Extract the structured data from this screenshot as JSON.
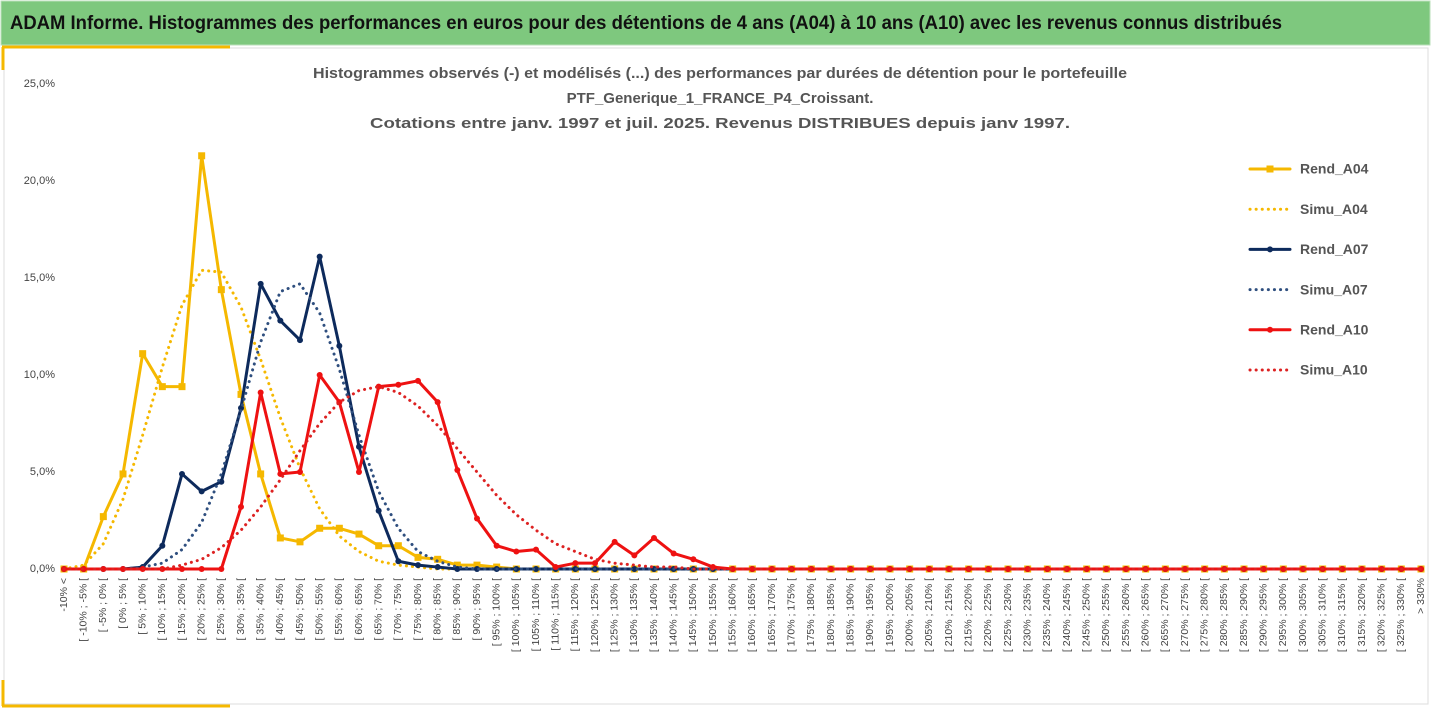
{
  "header": {
    "title": "ADAM Informe. Histogrammes des performances en euros pour des détentions de 4 ans (A04) à 10 ans (A10) avec les revenus connus distribués"
  },
  "chart_data": {
    "type": "line",
    "title": [
      "Histogrammes observés (-) et modélisés (...) des performances par durées de détention pour le portefeuille",
      "PTF_Generique_1_FRANCE_P4_Croissant.",
      "Cotations entre janv. 1997 et juil. 2025. Revenus DISTRIBUES depuis janv 1997."
    ],
    "categories": [
      "-10% <",
      "[ -10% ; -5% [",
      "[ -5% ; 0% [",
      "[ 0% ; 5% [",
      "[ 5% ; 10% [",
      "[ 10% ; 15% [",
      "[ 15% ; 20% [",
      "[ 20% ; 25% [",
      "[ 25% ; 30% [",
      "[ 30% ; 35% [",
      "[ 35% ; 40% [",
      "[ 40% ; 45% [",
      "[ 45% ; 50% [",
      "[ 50% ; 55% [",
      "[ 55% ; 60% [",
      "[ 60% ; 65% [",
      "[ 65% ; 70% [",
      "[ 70% ; 75% [",
      "[ 75% ; 80% [",
      "[ 80% ; 85% [",
      "[ 85% ; 90% [",
      "[ 90% ; 95% [",
      "[ 95% ; 100% [",
      "[ 100% ; 105% [",
      "[ 105% ; 110% [",
      "[ 110% ; 115% [",
      "[ 115% ; 120% [",
      "[ 120% ; 125% [",
      "[ 125% ; 130% [",
      "[ 130% ; 135% [",
      "[ 135% ; 140% [",
      "[ 140% ; 145% [",
      "[ 145% ; 150% [",
      "[ 150% ; 155% [",
      "[ 155% ; 160% [",
      "[ 160% ; 165% [",
      "[ 165% ; 170% [",
      "[ 170% ; 175% [",
      "[ 175% ; 180% [",
      "[ 180% ; 185% [",
      "[ 185% ; 190% [",
      "[ 190% ; 195% [",
      "[ 195% ; 200% [",
      "[ 200% ; 205% [",
      "[ 205% ; 210% [",
      "[ 210% ; 215% [",
      "[ 215% ; 220% [",
      "[ 220% ; 225% [",
      "[ 225% ; 230% [",
      "[ 230% ; 235% [",
      "[ 235% ; 240% [",
      "[ 240% ; 245% [",
      "[ 245% ; 250% [",
      "[ 250% ; 255% [",
      "[ 255% ; 260% [",
      "[ 260% ; 265% [",
      "[ 265% ; 270% [",
      "[ 270% ; 275% [",
      "[ 275% ; 280% [",
      "[ 280% ; 285% [",
      "[ 285% ; 290% [",
      "[ 290% ; 295% [",
      "[ 295% ; 300% [",
      "[ 300% ; 305% [",
      "[ 305% ; 310% [",
      "[ 310% ; 315% [",
      "[ 315% ; 320% [",
      "[ 320% ; 325% [",
      "[ 325% ; 330% [",
      "> 330%"
    ],
    "series": [
      {
        "name": "Rend_A04",
        "color": "#f5b800",
        "style": "solid",
        "marker": "square",
        "values": [
          0,
          0,
          2.7,
          4.9,
          11.1,
          9.4,
          9.4,
          21.3,
          14.4,
          9.0,
          4.9,
          1.6,
          1.4,
          2.1,
          2.1,
          1.8,
          1.2,
          1.2,
          0.6,
          0.5,
          0.2,
          0.2,
          0.1,
          0,
          0,
          0,
          0,
          0,
          0,
          0,
          0,
          0,
          0,
          0,
          0,
          0,
          0,
          0,
          0,
          0,
          0,
          0,
          0,
          0,
          0,
          0,
          0,
          0,
          0,
          0,
          0,
          0,
          0,
          0,
          0,
          0,
          0,
          0,
          0,
          0,
          0,
          0,
          0,
          0,
          0,
          0,
          0,
          0,
          0,
          0
        ]
      },
      {
        "name": "Simu_A04",
        "color": "#f5b800",
        "style": "dotted",
        "values": [
          0,
          0.2,
          1.3,
          3.6,
          6.9,
          10.4,
          13.6,
          15.4,
          15.3,
          13.5,
          10.8,
          7.8,
          5.2,
          3.1,
          1.7,
          0.9,
          0.4,
          0.2,
          0.1,
          0,
          0,
          0,
          0,
          0,
          0,
          0,
          0,
          0,
          0,
          0,
          0,
          0,
          0,
          0,
          0,
          0,
          0,
          0,
          0,
          0,
          0,
          0,
          0,
          0,
          0,
          0,
          0,
          0,
          0,
          0,
          0,
          0,
          0,
          0,
          0,
          0,
          0,
          0,
          0,
          0,
          0,
          0,
          0,
          0,
          0,
          0,
          0,
          0,
          0,
          0
        ]
      },
      {
        "name": "Rend_A07",
        "color": "#0d2a5c",
        "style": "solid",
        "marker": "circle",
        "values": [
          0,
          0,
          0,
          0,
          0.1,
          1.2,
          4.9,
          4.0,
          4.5,
          8.3,
          14.7,
          12.8,
          11.8,
          16.1,
          11.5,
          6.3,
          3.0,
          0.4,
          0.2,
          0.1,
          0,
          0,
          0,
          0,
          0,
          0,
          0,
          0,
          0,
          0,
          0,
          0,
          0,
          0,
          0,
          0,
          0,
          0,
          0,
          0,
          0,
          0,
          0,
          0,
          0,
          0,
          0,
          0,
          0,
          0,
          0,
          0,
          0,
          0,
          0,
          0,
          0,
          0,
          0,
          0,
          0,
          0,
          0,
          0,
          0,
          0,
          0,
          0,
          0,
          0
        ]
      },
      {
        "name": "Simu_A07",
        "color": "#2f4f7f",
        "style": "dotted",
        "values": [
          0,
          0,
          0,
          0,
          0.1,
          0.3,
          1.0,
          2.4,
          4.9,
          8.2,
          11.7,
          14.3,
          14.7,
          13.2,
          10.3,
          6.9,
          4.0,
          2.1,
          0.9,
          0.4,
          0.1,
          0,
          0,
          0,
          0,
          0,
          0,
          0,
          0,
          0,
          0,
          0,
          0,
          0,
          0,
          0,
          0,
          0,
          0,
          0,
          0,
          0,
          0,
          0,
          0,
          0,
          0,
          0,
          0,
          0,
          0,
          0,
          0,
          0,
          0,
          0,
          0,
          0,
          0,
          0,
          0,
          0,
          0,
          0,
          0,
          0,
          0,
          0,
          0,
          0
        ]
      },
      {
        "name": "Rend_A10",
        "color": "#ee1111",
        "style": "solid",
        "marker": "circle",
        "values": [
          0,
          0,
          0,
          0,
          0,
          0,
          0,
          0,
          0,
          3.2,
          9.1,
          4.9,
          5.0,
          10.0,
          8.6,
          5.0,
          9.4,
          9.5,
          9.7,
          8.6,
          5.1,
          2.6,
          1.2,
          0.9,
          1.0,
          0.1,
          0.3,
          0.3,
          1.4,
          0.7,
          1.6,
          0.8,
          0.5,
          0.1,
          0,
          0,
          0,
          0,
          0,
          0,
          0,
          0,
          0,
          0,
          0,
          0,
          0,
          0,
          0,
          0,
          0,
          0,
          0,
          0,
          0,
          0,
          0,
          0,
          0,
          0,
          0,
          0,
          0,
          0,
          0,
          0,
          0,
          0,
          0,
          0
        ]
      },
      {
        "name": "Simu_A10",
        "color": "#dd2222",
        "style": "dotted",
        "values": [
          0,
          0,
          0,
          0,
          0,
          0,
          0.2,
          0.5,
          1.1,
          2.0,
          3.2,
          4.6,
          6.1,
          7.5,
          8.6,
          9.2,
          9.4,
          9.1,
          8.4,
          7.4,
          6.2,
          5.0,
          3.8,
          2.8,
          2.0,
          1.3,
          0.9,
          0.5,
          0.3,
          0.2,
          0.1,
          0.1,
          0,
          0,
          0,
          0,
          0,
          0,
          0,
          0,
          0,
          0,
          0,
          0,
          0,
          0,
          0,
          0,
          0,
          0,
          0,
          0,
          0,
          0,
          0,
          0,
          0,
          0,
          0,
          0,
          0,
          0,
          0,
          0,
          0,
          0,
          0,
          0,
          0,
          0
        ]
      }
    ],
    "ylim": [
      0,
      25
    ],
    "yticks": [
      {
        "value": 0,
        "label": "0,0%"
      },
      {
        "value": 5,
        "label": "5,0%"
      },
      {
        "value": 10,
        "label": "10,0%"
      },
      {
        "value": 15,
        "label": "15,0%"
      },
      {
        "value": 20,
        "label": "20,0%"
      },
      {
        "value": 25,
        "label": "25,0%"
      }
    ],
    "grid": false,
    "legend": "right"
  }
}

● **SHORT EXERCISE**
State how many lines of the listing include "pour", and nothing more.

● **SOLUTION TO THE EXERCISE**
2